━━ DATASET ENTRIES
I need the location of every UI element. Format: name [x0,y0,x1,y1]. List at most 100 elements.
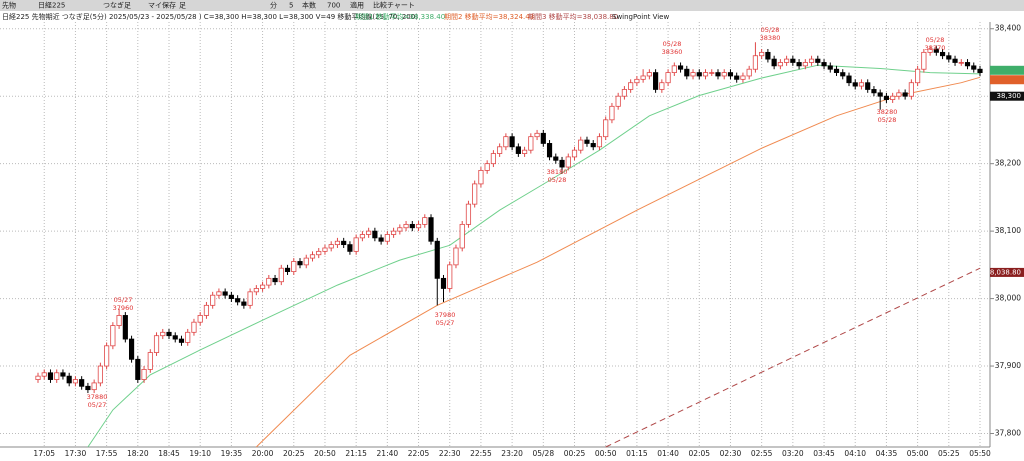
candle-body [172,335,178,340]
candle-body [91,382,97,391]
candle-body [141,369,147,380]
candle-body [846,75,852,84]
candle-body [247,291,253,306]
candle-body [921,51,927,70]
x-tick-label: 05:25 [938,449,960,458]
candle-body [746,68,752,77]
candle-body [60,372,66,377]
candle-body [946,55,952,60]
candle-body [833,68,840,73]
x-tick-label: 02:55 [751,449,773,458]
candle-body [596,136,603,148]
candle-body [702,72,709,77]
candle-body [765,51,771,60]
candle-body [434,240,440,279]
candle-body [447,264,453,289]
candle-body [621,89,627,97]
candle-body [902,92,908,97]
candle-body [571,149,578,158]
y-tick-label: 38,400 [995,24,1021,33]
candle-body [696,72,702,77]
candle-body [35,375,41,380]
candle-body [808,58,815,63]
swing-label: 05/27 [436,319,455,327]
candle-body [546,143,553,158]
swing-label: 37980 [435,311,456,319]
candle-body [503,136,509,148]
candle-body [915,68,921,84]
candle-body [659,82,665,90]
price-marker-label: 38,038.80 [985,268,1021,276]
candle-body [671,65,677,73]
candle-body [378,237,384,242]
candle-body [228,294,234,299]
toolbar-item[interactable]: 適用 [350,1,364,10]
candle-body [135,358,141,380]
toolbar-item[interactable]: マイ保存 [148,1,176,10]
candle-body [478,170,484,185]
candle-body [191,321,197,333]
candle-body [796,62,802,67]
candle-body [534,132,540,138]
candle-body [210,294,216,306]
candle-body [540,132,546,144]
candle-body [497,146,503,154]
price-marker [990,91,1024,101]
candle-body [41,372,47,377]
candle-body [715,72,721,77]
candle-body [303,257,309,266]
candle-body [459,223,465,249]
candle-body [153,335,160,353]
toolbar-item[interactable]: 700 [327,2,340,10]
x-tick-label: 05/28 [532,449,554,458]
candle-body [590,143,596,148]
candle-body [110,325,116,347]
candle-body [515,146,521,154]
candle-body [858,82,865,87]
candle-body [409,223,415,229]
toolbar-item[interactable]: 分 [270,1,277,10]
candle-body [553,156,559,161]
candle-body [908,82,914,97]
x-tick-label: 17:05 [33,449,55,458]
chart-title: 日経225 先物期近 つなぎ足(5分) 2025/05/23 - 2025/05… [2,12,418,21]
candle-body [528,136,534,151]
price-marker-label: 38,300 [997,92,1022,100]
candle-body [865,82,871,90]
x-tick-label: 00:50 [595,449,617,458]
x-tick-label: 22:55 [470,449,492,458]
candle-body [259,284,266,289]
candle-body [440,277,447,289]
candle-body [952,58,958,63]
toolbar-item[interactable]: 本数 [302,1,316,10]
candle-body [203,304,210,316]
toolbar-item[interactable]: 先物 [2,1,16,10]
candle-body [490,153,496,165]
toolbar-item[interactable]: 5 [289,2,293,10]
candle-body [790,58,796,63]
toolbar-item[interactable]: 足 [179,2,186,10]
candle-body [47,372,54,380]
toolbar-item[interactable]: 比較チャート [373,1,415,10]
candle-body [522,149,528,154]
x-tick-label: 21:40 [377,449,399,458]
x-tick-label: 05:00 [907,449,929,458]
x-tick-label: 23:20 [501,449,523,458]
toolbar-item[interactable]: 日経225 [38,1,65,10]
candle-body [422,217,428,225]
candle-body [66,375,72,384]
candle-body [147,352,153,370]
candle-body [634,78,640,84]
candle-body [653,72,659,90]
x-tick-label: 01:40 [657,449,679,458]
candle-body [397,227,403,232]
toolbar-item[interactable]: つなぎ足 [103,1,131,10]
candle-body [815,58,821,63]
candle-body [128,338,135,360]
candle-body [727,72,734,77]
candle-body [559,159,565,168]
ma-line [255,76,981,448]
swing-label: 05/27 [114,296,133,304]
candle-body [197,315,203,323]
━━━━
SET PROBLEM. Copy every line of the records above word for word, but leave out the picture lines.

WRITTEN REPLY.
I need the location of every UI element. Format: name [x0,y0,x1,y1]. List at most 100 elements.
candle-body [172,335,178,340]
candle-body [91,382,97,391]
candle-body [141,369,147,380]
candle-body [846,75,852,84]
candle-body [247,291,253,306]
candle-body [921,51,927,70]
x-tick-label: 05:25 [938,449,960,458]
candle-body [746,68,752,77]
candle-body [60,372,66,377]
candle-body [946,55,952,60]
candle-body [833,68,840,73]
x-tick-label: 02:55 [751,449,773,458]
candle-body [596,136,603,148]
candle-body [702,72,709,77]
candle-body [765,51,771,60]
candle-body [434,240,440,279]
candle-body [447,264,453,289]
candle-body [621,89,627,97]
candle-body [902,92,908,97]
candle-body [571,149,578,158]
y-tick-label: 38,400 [995,24,1021,33]
candle-body [696,72,702,77]
candle-body [35,375,41,380]
candle-body [808,58,815,63]
swing-label: 05/27 [436,319,455,327]
candle-body [546,143,553,158]
swing-label: 37980 [435,311,456,319]
candle-body [503,136,509,148]
candle-body [915,68,921,84]
candle-body [659,82,665,90]
price-marker-label: 38,038.80 [985,268,1021,276]
candle-body [671,65,677,73]
candle-body [378,237,384,242]
candle-body [228,294,234,299]
toolbar-item[interactable]: 適用 [350,1,364,10]
candle-body [135,358,141,380]
toolbar-item[interactable]: マイ保存 [148,1,176,10]
candle-body [478,170,484,185]
candle-body [191,321,197,333]
candle-body [796,62,802,67]
candle-body [534,132,540,138]
candle-body [210,294,216,306]
candle-body [540,132,546,144]
candle-body [497,146,503,154]
price-marker [990,91,1024,101]
candle-body [41,372,47,377]
candle-body [715,72,721,77]
candle-body [303,257,309,266]
candle-body [459,223,465,249]
candle-body [153,335,160,353]
toolbar-item[interactable]: 700 [327,2,340,10]
x-tick-label: 05/28 [532,449,554,458]
candle-body [590,143,596,148]
candle-body [110,325,116,347]
candle-body [515,146,521,154]
candle-body [858,82,865,87]
candle-body [409,223,415,229]
toolbar-item[interactable]: 分 [270,1,277,10]
candle-body [553,156,559,161]
candle-body [908,82,914,97]
x-tick-label: 17:05 [33,449,55,458]
chart-title: 日経225 先物期近 つなぎ足(5分) 2025/05/23 - 2025/05… [2,12,418,21]
candle-body [528,136,534,151]
price-marker-label: 38,300 [997,92,1022,100]
candle-body [865,82,871,90]
x-tick-label: 00:50 [595,449,617,458]
x-tick-label: 22:55 [470,449,492,458]
candle-body [259,284,266,289]
candle-body [440,277,447,289]
candle-body [952,58,958,63]
toolbar-item[interactable]: 本数 [302,1,316,10]
candle-body [203,304,210,316]
toolbar-item[interactable]: 先物 [2,1,16,10]
candle-body [490,153,496,165]
toolbar-item[interactable]: 5 [289,2,293,10]
candle-body [790,58,796,63]
toolbar-item[interactable]: 足 [179,2,186,10]
candle-body [47,372,54,380]
toolbar-item[interactable]: 比較チャート [373,1,415,10]
candle-body [522,149,528,154]
x-tick-label: 21:40 [377,449,399,458]
x-tick-label: 05:00 [907,449,929,458]
x-tick-label: 23:20 [501,449,523,458]
toolbar-item[interactable]: 日経225 [38,1,65,10]
candle-body [422,217,428,225]
candle-body [66,375,72,384]
candle-body [147,352,153,370]
candle-body [634,78,640,84]
candle-body [653,72,659,90]
x-tick-label: 01:40 [657,449,679,458]
candle-body [397,227,403,232]
toolbar-item[interactable]: つなぎ足 [103,1,131,10]
candle-body [815,58,821,63]
candle-body [128,338,135,360]
candle-body [727,72,734,77]
candle-body [559,159,565,168]
ma-line [255,76,981,448]
swing-label: 05/27 [114,296,133,304]
candle-body [197,315,203,323]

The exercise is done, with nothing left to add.